- Task to carry out
Return each line that holds the word "side".

--- start Material provided ---

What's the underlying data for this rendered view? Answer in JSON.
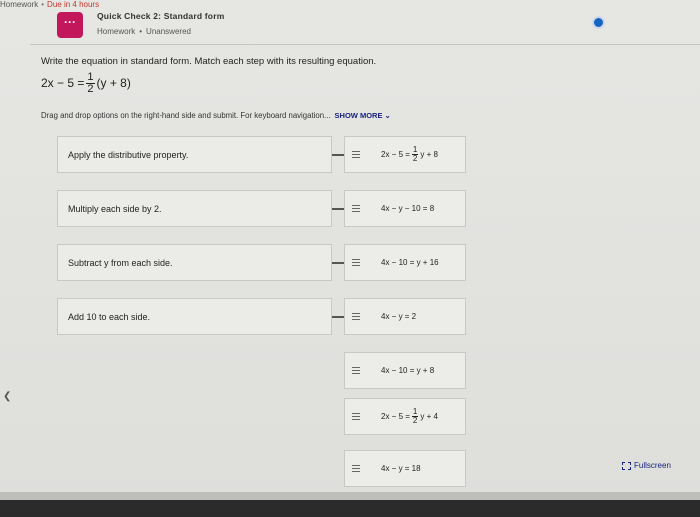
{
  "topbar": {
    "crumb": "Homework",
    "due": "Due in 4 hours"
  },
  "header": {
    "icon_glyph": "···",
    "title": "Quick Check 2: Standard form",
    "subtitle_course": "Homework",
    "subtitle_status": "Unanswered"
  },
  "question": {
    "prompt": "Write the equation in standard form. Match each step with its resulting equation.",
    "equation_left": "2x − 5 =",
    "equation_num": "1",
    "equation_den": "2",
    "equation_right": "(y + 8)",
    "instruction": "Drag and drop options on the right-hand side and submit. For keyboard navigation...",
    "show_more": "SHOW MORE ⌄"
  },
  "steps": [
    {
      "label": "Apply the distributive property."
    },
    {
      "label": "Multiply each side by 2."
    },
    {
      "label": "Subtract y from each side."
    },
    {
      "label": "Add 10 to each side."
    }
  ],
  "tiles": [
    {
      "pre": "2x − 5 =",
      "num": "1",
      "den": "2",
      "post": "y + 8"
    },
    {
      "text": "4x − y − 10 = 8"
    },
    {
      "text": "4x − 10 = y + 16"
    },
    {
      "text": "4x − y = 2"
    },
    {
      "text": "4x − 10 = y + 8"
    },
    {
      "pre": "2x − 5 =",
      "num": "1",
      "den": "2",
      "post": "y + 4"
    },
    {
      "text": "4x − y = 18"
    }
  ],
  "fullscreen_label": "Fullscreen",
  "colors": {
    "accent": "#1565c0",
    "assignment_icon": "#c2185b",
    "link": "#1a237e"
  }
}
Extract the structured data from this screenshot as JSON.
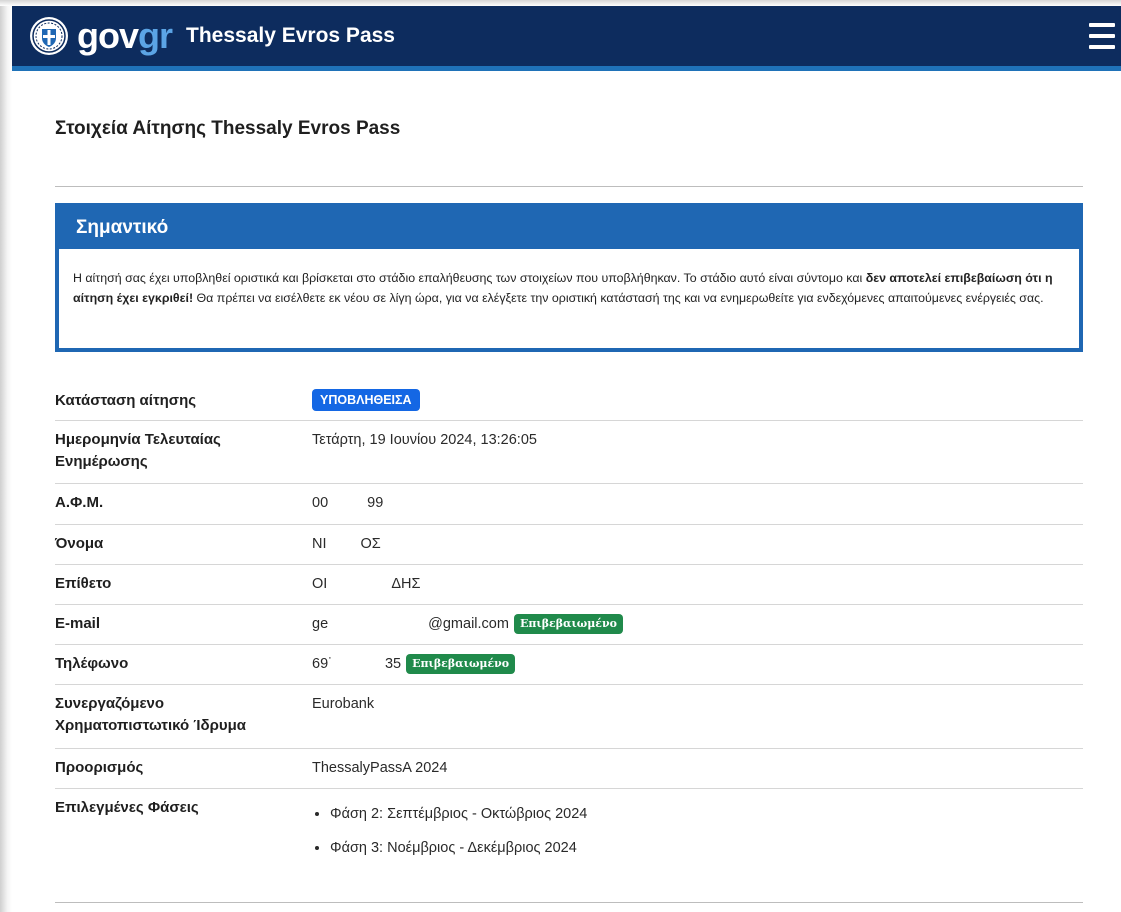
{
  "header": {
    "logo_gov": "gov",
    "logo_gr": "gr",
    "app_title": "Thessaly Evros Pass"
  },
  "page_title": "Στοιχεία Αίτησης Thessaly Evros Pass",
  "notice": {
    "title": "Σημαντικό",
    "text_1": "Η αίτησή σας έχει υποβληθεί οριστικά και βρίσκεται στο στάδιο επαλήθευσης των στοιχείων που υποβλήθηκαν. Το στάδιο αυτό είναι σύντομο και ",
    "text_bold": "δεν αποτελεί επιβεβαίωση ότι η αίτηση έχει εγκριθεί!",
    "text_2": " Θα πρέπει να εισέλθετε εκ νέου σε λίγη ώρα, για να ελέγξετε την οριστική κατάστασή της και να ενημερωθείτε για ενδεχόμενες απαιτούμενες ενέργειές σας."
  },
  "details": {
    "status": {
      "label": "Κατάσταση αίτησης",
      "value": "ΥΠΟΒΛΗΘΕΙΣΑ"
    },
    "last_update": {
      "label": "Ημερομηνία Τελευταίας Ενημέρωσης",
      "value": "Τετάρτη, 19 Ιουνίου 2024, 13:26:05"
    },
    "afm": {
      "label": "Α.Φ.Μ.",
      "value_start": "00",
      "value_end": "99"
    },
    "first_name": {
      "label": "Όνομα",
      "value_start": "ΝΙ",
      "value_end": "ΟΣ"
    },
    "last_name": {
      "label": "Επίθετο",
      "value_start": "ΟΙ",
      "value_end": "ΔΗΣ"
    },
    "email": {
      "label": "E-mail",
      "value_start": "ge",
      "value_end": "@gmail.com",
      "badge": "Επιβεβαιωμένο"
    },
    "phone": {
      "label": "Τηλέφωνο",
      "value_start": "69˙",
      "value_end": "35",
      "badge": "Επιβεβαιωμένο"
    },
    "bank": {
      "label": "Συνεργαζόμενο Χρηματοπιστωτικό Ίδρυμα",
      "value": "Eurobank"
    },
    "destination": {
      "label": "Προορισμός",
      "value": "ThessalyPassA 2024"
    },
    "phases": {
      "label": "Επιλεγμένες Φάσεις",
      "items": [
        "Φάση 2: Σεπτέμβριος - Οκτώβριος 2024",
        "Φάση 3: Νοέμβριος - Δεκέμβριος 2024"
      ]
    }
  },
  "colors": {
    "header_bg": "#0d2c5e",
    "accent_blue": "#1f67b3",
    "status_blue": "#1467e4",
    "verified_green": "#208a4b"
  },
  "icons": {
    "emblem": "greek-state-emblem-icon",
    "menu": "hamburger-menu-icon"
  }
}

--- end Material provided ---

- Answer to this exercise
    "instruction": "Drag and drop options on the right-hand side and submit. For keyboard navigation...",
      "label": "Multiply each side by 2."
      "label": "Subtract y from each side."
      "label": "Add 10 to each side."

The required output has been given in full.